## Given request:
Looking at the data below, count the lines that contain the string "trọng". Write only the total.

## Data to use:
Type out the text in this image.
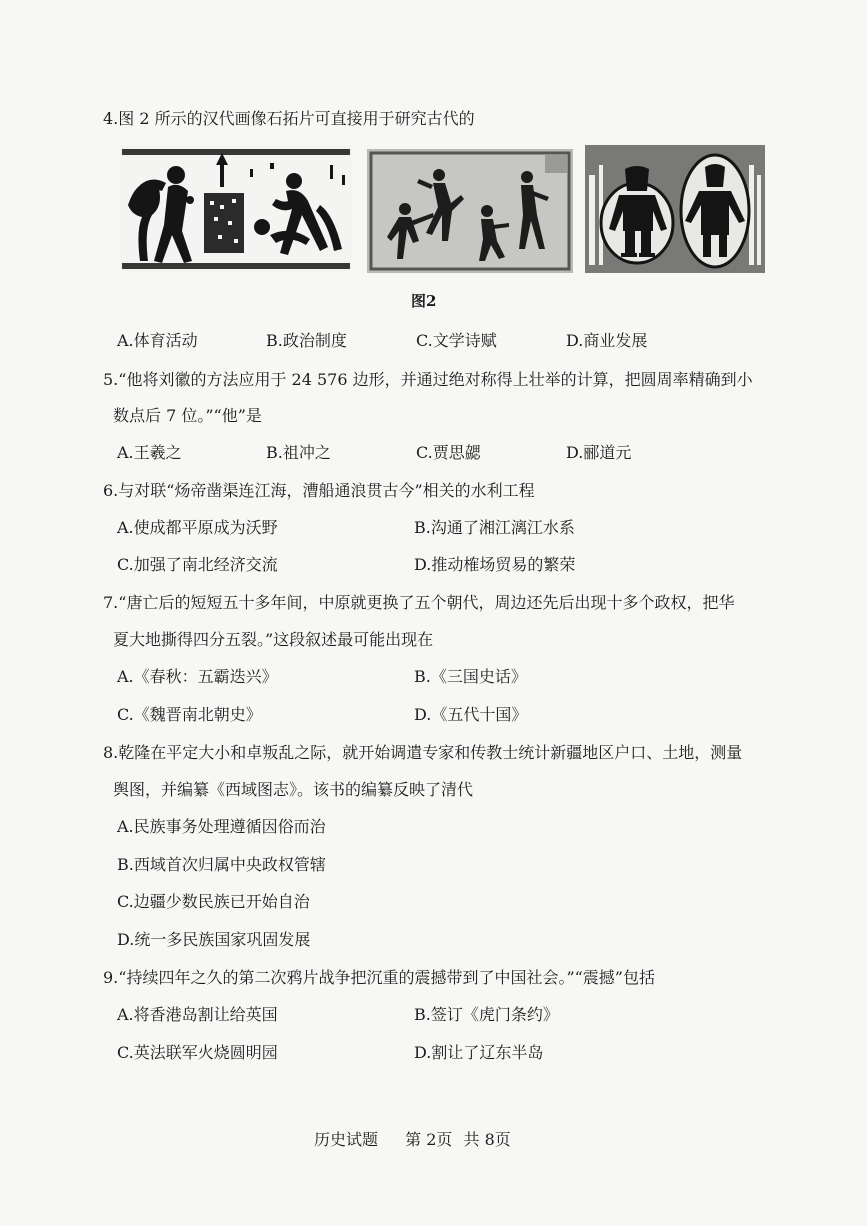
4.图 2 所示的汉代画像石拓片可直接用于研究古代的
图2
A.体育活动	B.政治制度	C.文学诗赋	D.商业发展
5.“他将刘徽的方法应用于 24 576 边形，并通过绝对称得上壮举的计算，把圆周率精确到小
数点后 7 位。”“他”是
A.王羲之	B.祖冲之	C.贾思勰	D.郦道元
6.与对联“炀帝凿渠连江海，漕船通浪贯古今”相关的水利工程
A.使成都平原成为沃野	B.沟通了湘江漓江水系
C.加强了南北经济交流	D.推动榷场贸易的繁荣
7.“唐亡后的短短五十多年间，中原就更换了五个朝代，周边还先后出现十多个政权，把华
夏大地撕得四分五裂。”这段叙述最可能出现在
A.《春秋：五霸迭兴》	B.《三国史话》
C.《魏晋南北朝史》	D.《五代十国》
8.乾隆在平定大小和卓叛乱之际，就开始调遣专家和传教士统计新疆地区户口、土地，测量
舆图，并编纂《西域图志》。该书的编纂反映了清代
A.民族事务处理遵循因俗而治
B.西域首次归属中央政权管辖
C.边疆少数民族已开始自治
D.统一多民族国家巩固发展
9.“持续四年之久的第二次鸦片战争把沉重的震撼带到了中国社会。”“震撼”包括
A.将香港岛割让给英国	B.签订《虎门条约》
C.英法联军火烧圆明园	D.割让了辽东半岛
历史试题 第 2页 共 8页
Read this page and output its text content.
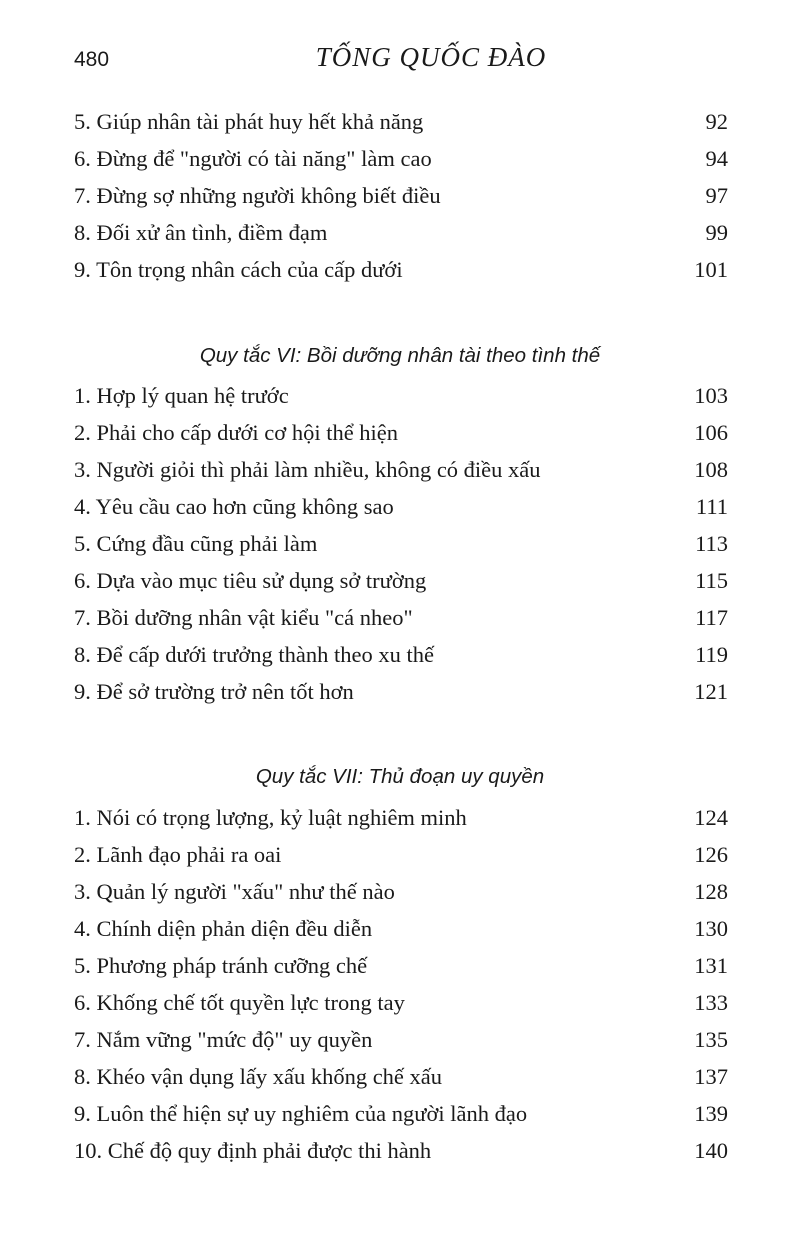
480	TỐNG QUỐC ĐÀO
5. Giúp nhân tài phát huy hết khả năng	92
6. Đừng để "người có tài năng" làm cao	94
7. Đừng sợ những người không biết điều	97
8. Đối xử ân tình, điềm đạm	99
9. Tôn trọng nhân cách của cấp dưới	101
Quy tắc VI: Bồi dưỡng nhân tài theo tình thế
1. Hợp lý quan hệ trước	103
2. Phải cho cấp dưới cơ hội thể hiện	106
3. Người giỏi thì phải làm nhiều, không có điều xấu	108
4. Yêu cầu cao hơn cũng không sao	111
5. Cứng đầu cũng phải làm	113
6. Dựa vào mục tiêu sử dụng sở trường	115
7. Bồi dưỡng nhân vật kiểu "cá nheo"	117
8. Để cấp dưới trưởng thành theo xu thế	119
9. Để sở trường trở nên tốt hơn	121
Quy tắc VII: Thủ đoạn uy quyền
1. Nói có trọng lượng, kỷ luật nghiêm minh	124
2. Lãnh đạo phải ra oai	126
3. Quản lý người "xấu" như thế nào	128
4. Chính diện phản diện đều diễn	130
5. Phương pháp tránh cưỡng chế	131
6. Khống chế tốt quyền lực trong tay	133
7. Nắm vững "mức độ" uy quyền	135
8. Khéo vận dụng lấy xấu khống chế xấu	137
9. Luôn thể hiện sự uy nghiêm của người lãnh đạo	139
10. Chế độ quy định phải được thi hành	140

## Final answer:
2